WHAT THE EXERCISE ASKS:
State how many lines in these records contain the word "pwsh", and nothing else.

◆ ◆ ◆ ◆ ◆ ◆ ◆

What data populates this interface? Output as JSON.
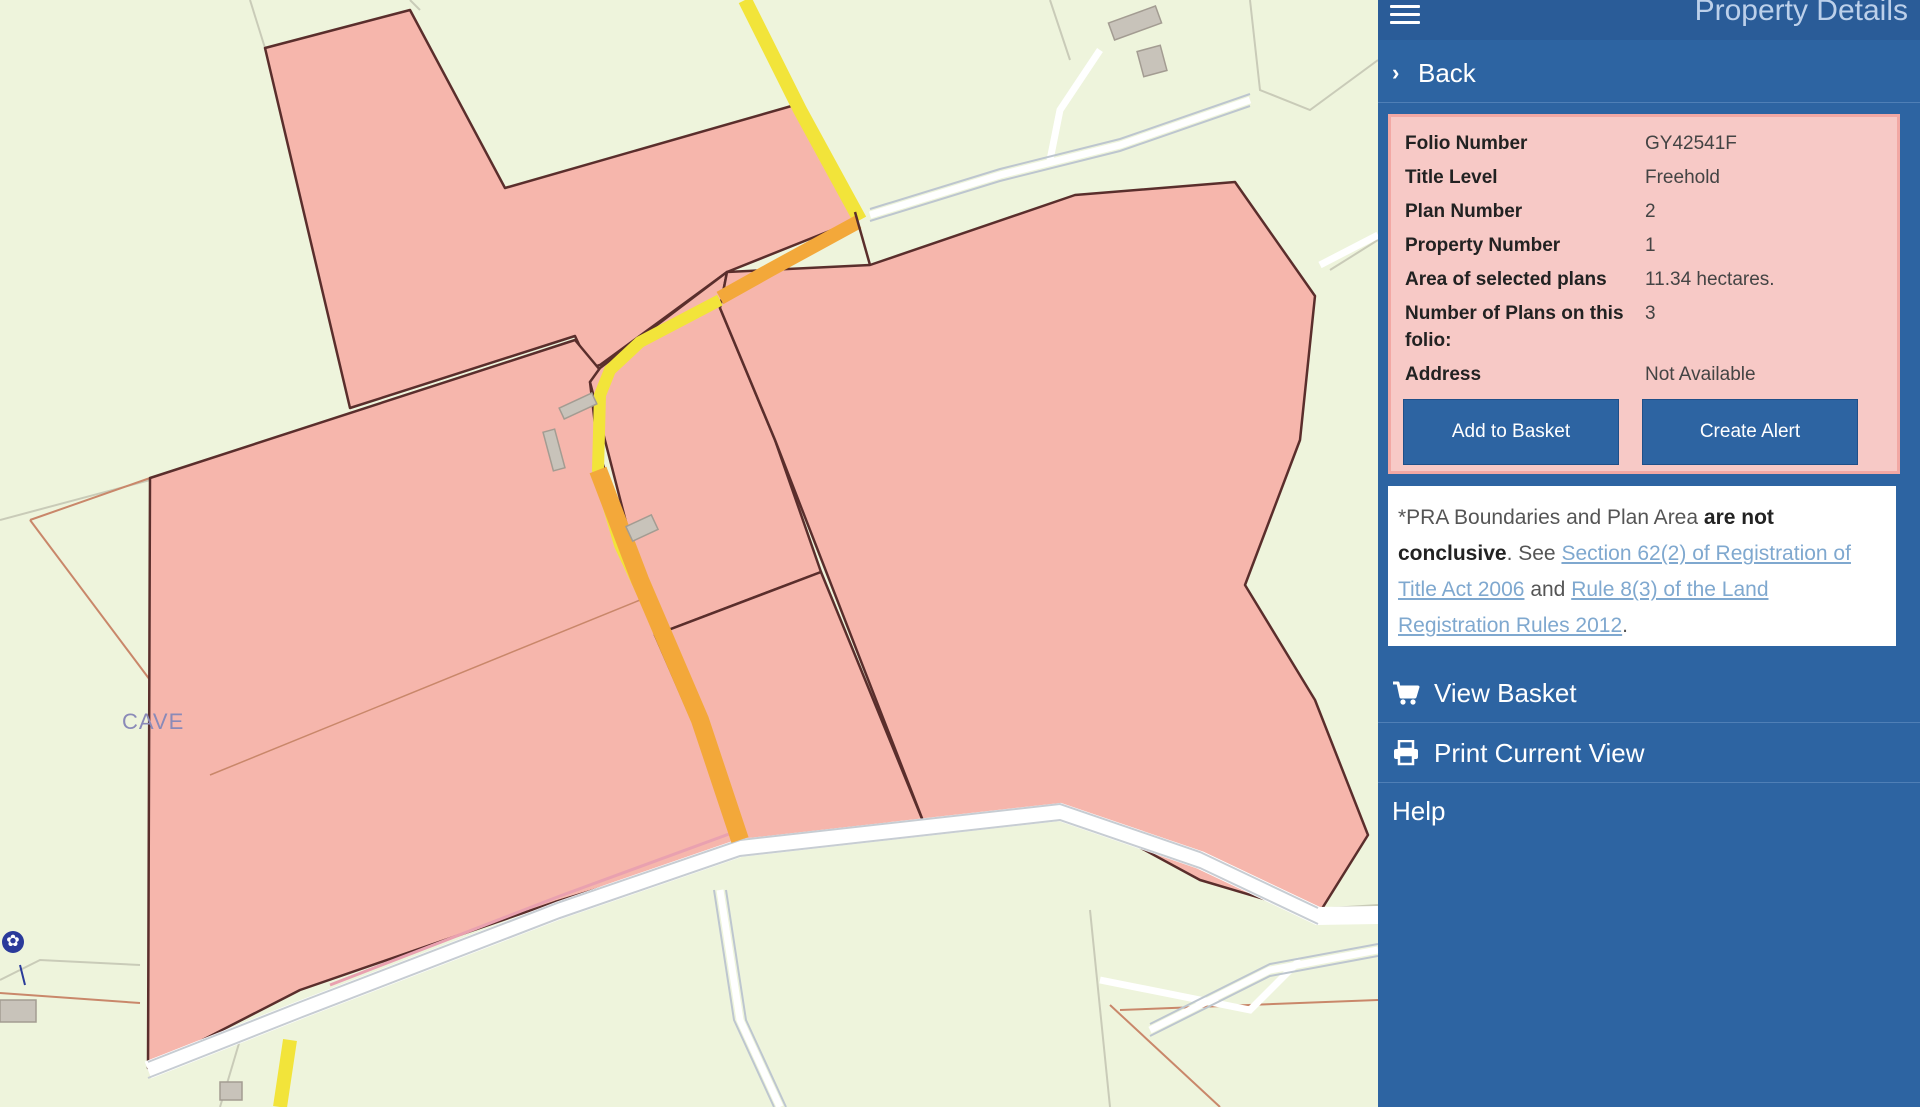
{
  "map": {
    "place_label": "CAVE"
  },
  "panel": {
    "title": "Property Details",
    "back_label": "Back",
    "details": [
      {
        "label": "Folio Number",
        "value": "GY42541F"
      },
      {
        "label": "Title Level",
        "value": "Freehold"
      },
      {
        "label": "Plan Number",
        "value": "2"
      },
      {
        "label": "Property Number",
        "value": "1"
      },
      {
        "label": "Area of selected plans",
        "value": "11.34 hectares."
      },
      {
        "label": "Number of Plans on this folio:",
        "value": "3"
      },
      {
        "label": "Address",
        "value": "Not Available"
      }
    ],
    "add_to_basket": "Add to Basket",
    "create_alert": "Create Alert",
    "notice": {
      "prefix": "*PRA Boundaries and Plan Area",
      "bold": "are not conclusive",
      "see": ". See",
      "link1": "Section 62(2) of Registration of Title Act 2006",
      "and": "and",
      "link2": "Rule 8(3) of the Land Registration Rules 2012",
      "suffix": "."
    },
    "menu": {
      "view_basket": "View Basket",
      "print_view": "Print Current View",
      "help": "Help"
    }
  },
  "colors": {
    "panel_bg": "#2d64a2",
    "parcel_fill": "#f6b6ac",
    "map_bg": "#eef4dc",
    "road_yellow": "#f2e43a",
    "road_orange": "#f3a83a"
  }
}
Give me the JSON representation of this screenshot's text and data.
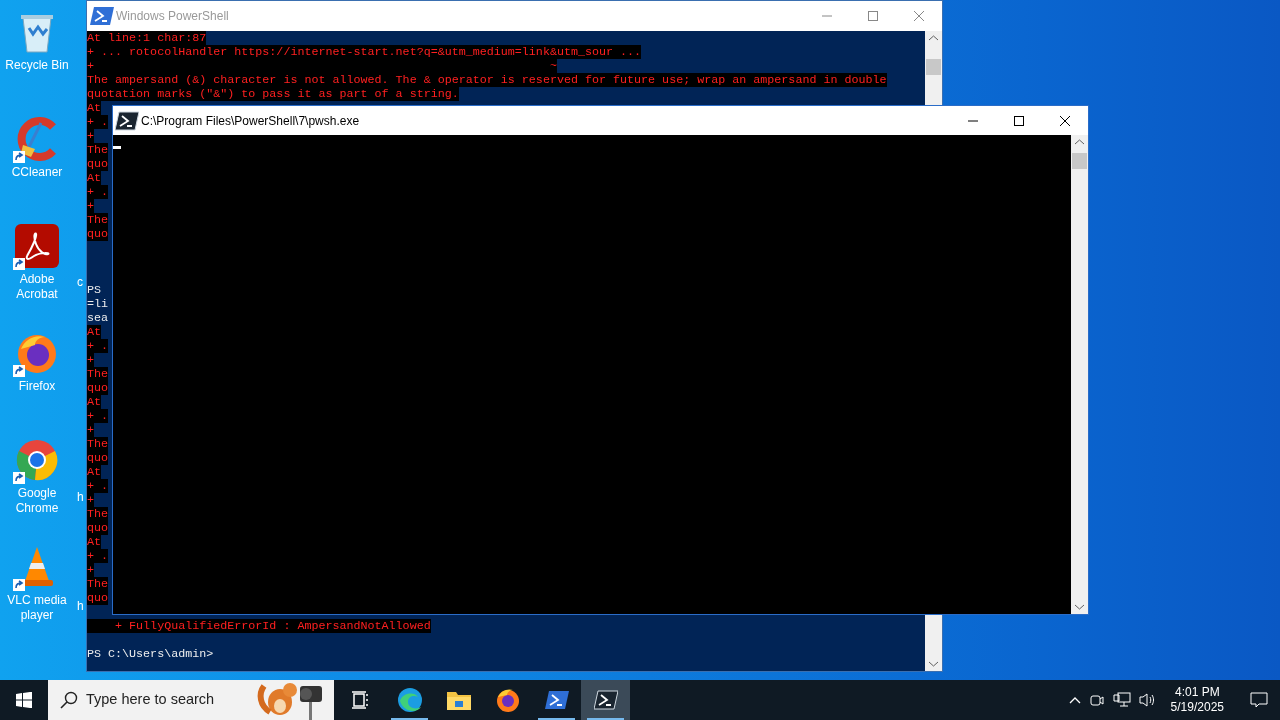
{
  "desktop_icons": [
    {
      "label": "Recycle Bin",
      "kind": "recycle",
      "shortcut": false
    },
    {
      "label": "CCleaner",
      "kind": "ccleaner",
      "shortcut": true
    },
    {
      "label": "Adobe Acrobat",
      "kind": "acrobat",
      "shortcut": true
    },
    {
      "label": "Firefox",
      "kind": "firefox",
      "shortcut": true
    },
    {
      "label": "Google Chrome",
      "kind": "chrome",
      "shortcut": true
    },
    {
      "label": "VLC media player",
      "kind": "vlc",
      "shortcut": true
    }
  ],
  "desktop_fragments": [
    "c",
    "h",
    "h"
  ],
  "back_window": {
    "title": "Windows PowerShell",
    "lines": [
      {
        "kind": "error",
        "text": "At line:1 char:87"
      },
      {
        "kind": "error",
        "text": "+ ... rotocolHandler https://internet-start.net?q=&utm_medium=link&utm_sour ..."
      },
      {
        "kind": "error",
        "text": "+                                                                 ~"
      },
      {
        "kind": "error",
        "text": "The ampersand (&) character is not allowed. The & operator is reserved for future use; wrap an ampersand in double"
      },
      {
        "kind": "error",
        "text": "quotation marks (\"&\") to pass it as part of a string."
      },
      {
        "kind": "error",
        "text": "At"
      },
      {
        "kind": "error",
        "text": "+ ."
      },
      {
        "kind": "error",
        "text": "+"
      },
      {
        "kind": "error",
        "text": "The"
      },
      {
        "kind": "error",
        "text": "quo"
      },
      {
        "kind": "error",
        "text": "At"
      },
      {
        "kind": "error",
        "text": "+ ."
      },
      {
        "kind": "error",
        "text": "+"
      },
      {
        "kind": "error",
        "text": "The"
      },
      {
        "kind": "error",
        "text": "quo"
      },
      {
        "kind": "blank"
      },
      {
        "kind": "blank"
      },
      {
        "kind": "blank"
      },
      {
        "kind": "prompt",
        "text": "PS"
      },
      {
        "kind": "prompt",
        "text": "=li"
      },
      {
        "kind": "prompt",
        "text": "sea"
      },
      {
        "kind": "error",
        "text": "At"
      },
      {
        "kind": "error",
        "text": "+ ."
      },
      {
        "kind": "error",
        "text": "+"
      },
      {
        "kind": "error",
        "text": "The"
      },
      {
        "kind": "error",
        "text": "quo"
      },
      {
        "kind": "error",
        "text": "At"
      },
      {
        "kind": "error",
        "text": "+ ."
      },
      {
        "kind": "error",
        "text": "+"
      },
      {
        "kind": "error",
        "text": "The"
      },
      {
        "kind": "error",
        "text": "quo"
      },
      {
        "kind": "error",
        "text": "At"
      },
      {
        "kind": "error",
        "text": "+ ."
      },
      {
        "kind": "error",
        "text": "+"
      },
      {
        "kind": "error",
        "text": "The"
      },
      {
        "kind": "error",
        "text": "quo"
      },
      {
        "kind": "error",
        "text": "At"
      },
      {
        "kind": "error",
        "text": "+ ."
      },
      {
        "kind": "error",
        "text": "+"
      },
      {
        "kind": "error",
        "text": "The"
      },
      {
        "kind": "error",
        "text": "quo"
      },
      {
        "kind": "blank"
      },
      {
        "kind": "error",
        "text": "    + FullyQualifiedErrorId : AmpersandNotAllowed"
      },
      {
        "kind": "blank"
      },
      {
        "kind": "prompt",
        "text": "PS C:\\Users\\admin>"
      }
    ]
  },
  "front_window": {
    "title": "C:\\Program Files\\PowerShell\\7\\pwsh.exe"
  },
  "taskbar": {
    "search_placeholder": "Type here to search",
    "apps": [
      {
        "kind": "taskview",
        "running": false,
        "selected": false
      },
      {
        "kind": "edge",
        "running": true,
        "selected": false
      },
      {
        "kind": "explorer",
        "running": false,
        "selected": false
      },
      {
        "kind": "firefox",
        "running": false,
        "selected": false
      },
      {
        "kind": "powershell",
        "running": true,
        "selected": false
      },
      {
        "kind": "pwsh",
        "running": true,
        "selected": true
      }
    ],
    "time": "4:01 PM",
    "date": "5/19/2025"
  }
}
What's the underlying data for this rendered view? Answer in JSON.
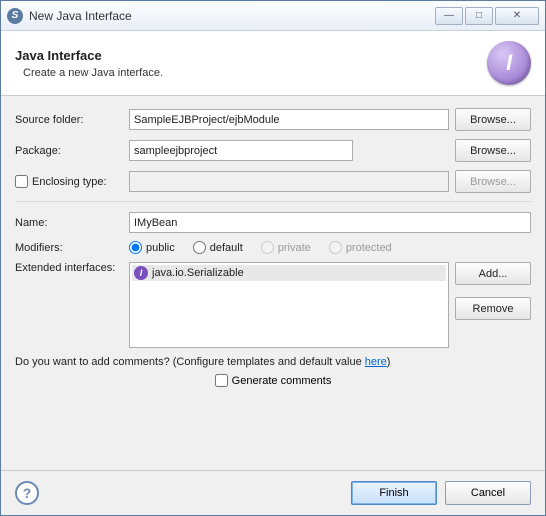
{
  "window": {
    "title": "New Java Interface"
  },
  "header": {
    "title": "Java Interface",
    "subtitle": "Create a new Java interface.",
    "icon_letter": "I"
  },
  "form": {
    "source_folder": {
      "label": "Source folder:",
      "value": "SampleEJBProject/ejbModule",
      "browse": "Browse..."
    },
    "package": {
      "label": "Package:",
      "value": "sampleejbproject",
      "browse": "Browse..."
    },
    "enclosing": {
      "label": "Enclosing type:",
      "value": "",
      "browse": "Browse..."
    },
    "name": {
      "label": "Name:",
      "value": "IMyBean"
    },
    "modifiers": {
      "label": "Modifiers:",
      "options": {
        "public": "public",
        "default": "default",
        "private": "private",
        "protected": "protected"
      },
      "selected": "public"
    },
    "extended": {
      "label": "Extended interfaces:",
      "items": [
        "java.io.Serializable"
      ],
      "add": "Add...",
      "remove": "Remove"
    },
    "comments": {
      "question": "Do you want to add comments? (Configure templates and default value ",
      "link": "here",
      "after": ")",
      "generate": "Generate comments"
    }
  },
  "footer": {
    "finish": "Finish",
    "cancel": "Cancel"
  }
}
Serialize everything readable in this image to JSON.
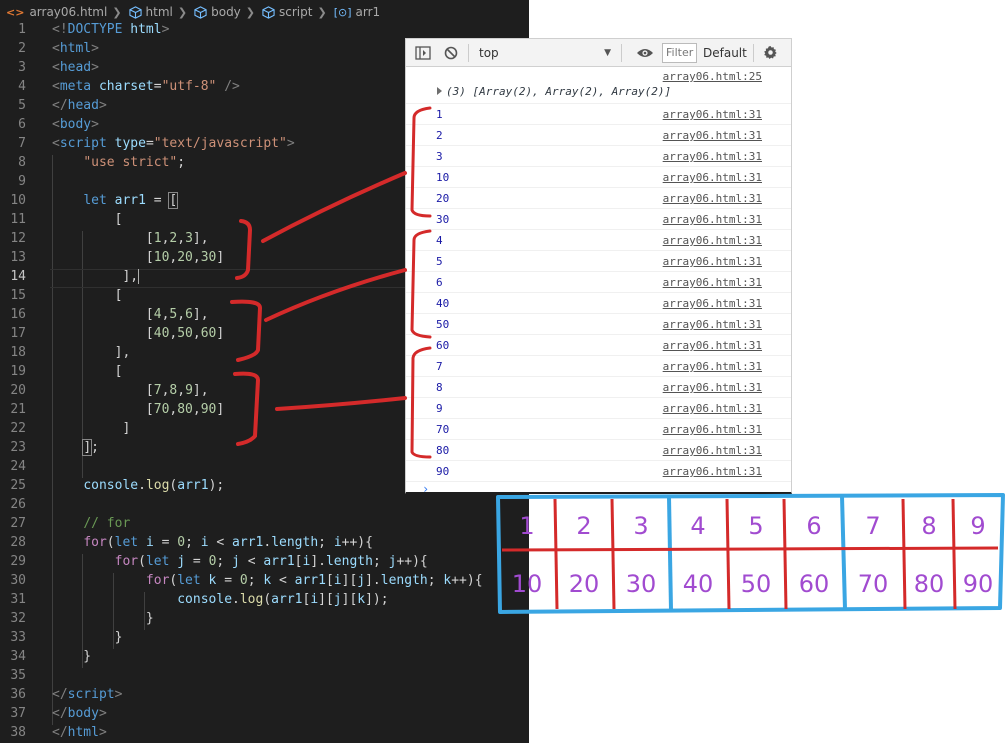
{
  "breadcrumb": {
    "file": "array06.html",
    "items": [
      "html",
      "body",
      "script"
    ],
    "symbol": "arr1"
  },
  "code": {
    "lines": [
      "1",
      "2",
      "3",
      "4",
      "5",
      "6",
      "7",
      "8",
      "9",
      "10",
      "11",
      "12",
      "13",
      "14",
      "15",
      "16",
      "17",
      "18",
      "19",
      "20",
      "21",
      "22",
      "23",
      "24",
      "25",
      "26",
      "27",
      "28",
      "29",
      "30",
      "31",
      "32",
      "33",
      "34",
      "35",
      "36",
      "37",
      "38"
    ],
    "current_line": "14"
  },
  "console": {
    "context": "top",
    "filter_placeholder": "Filter",
    "levels": "Default",
    "array_log": {
      "source": "array06.html:25",
      "summary": "(3) [Array(2), Array(2), Array(2)]"
    },
    "logs": [
      {
        "value": "1",
        "source": "array06.html:31"
      },
      {
        "value": "2",
        "source": "array06.html:31"
      },
      {
        "value": "3",
        "source": "array06.html:31"
      },
      {
        "value": "10",
        "source": "array06.html:31"
      },
      {
        "value": "20",
        "source": "array06.html:31"
      },
      {
        "value": "30",
        "source": "array06.html:31"
      },
      {
        "value": "4",
        "source": "array06.html:31"
      },
      {
        "value": "5",
        "source": "array06.html:31"
      },
      {
        "value": "6",
        "source": "array06.html:31"
      },
      {
        "value": "40",
        "source": "array06.html:31"
      },
      {
        "value": "50",
        "source": "array06.html:31"
      },
      {
        "value": "60",
        "source": "array06.html:31"
      },
      {
        "value": "7",
        "source": "array06.html:31"
      },
      {
        "value": "8",
        "source": "array06.html:31"
      },
      {
        "value": "9",
        "source": "array06.html:31"
      },
      {
        "value": "70",
        "source": "array06.html:31"
      },
      {
        "value": "80",
        "source": "array06.html:31"
      },
      {
        "value": "90",
        "source": "array06.html:31"
      }
    ],
    "prompt": "›"
  },
  "sketch": {
    "top_row": [
      "1",
      "2",
      "3",
      "4",
      "5",
      "6",
      "7",
      "8",
      "9"
    ],
    "bottom_row": [
      "10",
      "20",
      "30",
      "40",
      "50",
      "60",
      "70",
      "80",
      "90"
    ]
  },
  "colors": {
    "annotation_red": "#d42a2a",
    "sketch_blue": "#3aa6e3",
    "sketch_purple": "#a14bd0"
  }
}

◆ ◆ ◆ ◆ ◆ ◆ ◆

EXERCISE SOLUTION:
2